- _Written task_
Extract every entry word for word. Skip the pictures.

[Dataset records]
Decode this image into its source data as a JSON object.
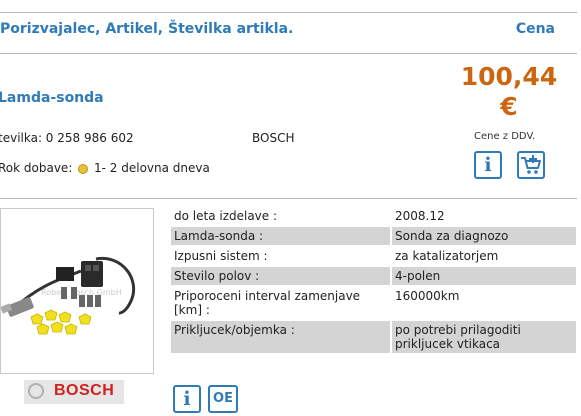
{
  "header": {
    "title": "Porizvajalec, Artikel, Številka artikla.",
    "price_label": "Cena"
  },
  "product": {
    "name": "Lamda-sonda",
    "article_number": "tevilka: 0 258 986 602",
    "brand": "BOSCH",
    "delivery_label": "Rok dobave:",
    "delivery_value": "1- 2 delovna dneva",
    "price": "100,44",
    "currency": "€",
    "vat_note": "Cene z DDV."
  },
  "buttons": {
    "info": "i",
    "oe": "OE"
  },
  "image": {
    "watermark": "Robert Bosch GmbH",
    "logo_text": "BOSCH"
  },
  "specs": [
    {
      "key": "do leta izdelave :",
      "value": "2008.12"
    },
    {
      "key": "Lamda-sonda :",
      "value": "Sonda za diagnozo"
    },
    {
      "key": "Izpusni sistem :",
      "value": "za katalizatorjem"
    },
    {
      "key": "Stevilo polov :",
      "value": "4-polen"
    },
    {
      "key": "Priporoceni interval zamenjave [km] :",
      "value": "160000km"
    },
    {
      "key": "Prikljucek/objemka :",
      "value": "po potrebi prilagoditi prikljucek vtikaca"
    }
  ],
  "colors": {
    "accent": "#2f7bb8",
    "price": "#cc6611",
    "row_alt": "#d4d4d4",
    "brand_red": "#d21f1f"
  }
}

- _Completed task_
Decode this image into its source data as a JSON object.
{
  "header": {
    "title": "Porizvajalec, Artikel, Številka artikla.",
    "price_label": "Cena"
  },
  "product": {
    "name": "Lamda-sonda",
    "article_number": "tevilka: 0 258 986 602",
    "brand": "BOSCH",
    "delivery_label": "Rok dobave:",
    "delivery_value": "1- 2 delovna dneva",
    "price": "100,44",
    "currency": "€",
    "vat_note": "Cene z DDV."
  },
  "buttons": {
    "info": "i",
    "oe": "OE"
  },
  "image": {
    "watermark": "Robert Bosch GmbH",
    "logo_text": "BOSCH"
  },
  "specs": [
    {
      "key": "do leta izdelave :",
      "value": "2008.12"
    },
    {
      "key": "Lamda-sonda :",
      "value": "Sonda za diagnozo"
    },
    {
      "key": "Izpusni sistem :",
      "value": "za katalizatorjem"
    },
    {
      "key": "Stevilo polov :",
      "value": "4-polen"
    },
    {
      "key": "Priporoceni interval zamenjave [km] :",
      "value": "160000km"
    },
    {
      "key": "Prikljucek/objemka :",
      "value": "po potrebi prilagoditi prikljucek vtikaca"
    }
  ],
  "colors": {
    "accent": "#2f7bb8",
    "price": "#cc6611",
    "row_alt": "#d4d4d4",
    "brand_red": "#d21f1f"
  }
}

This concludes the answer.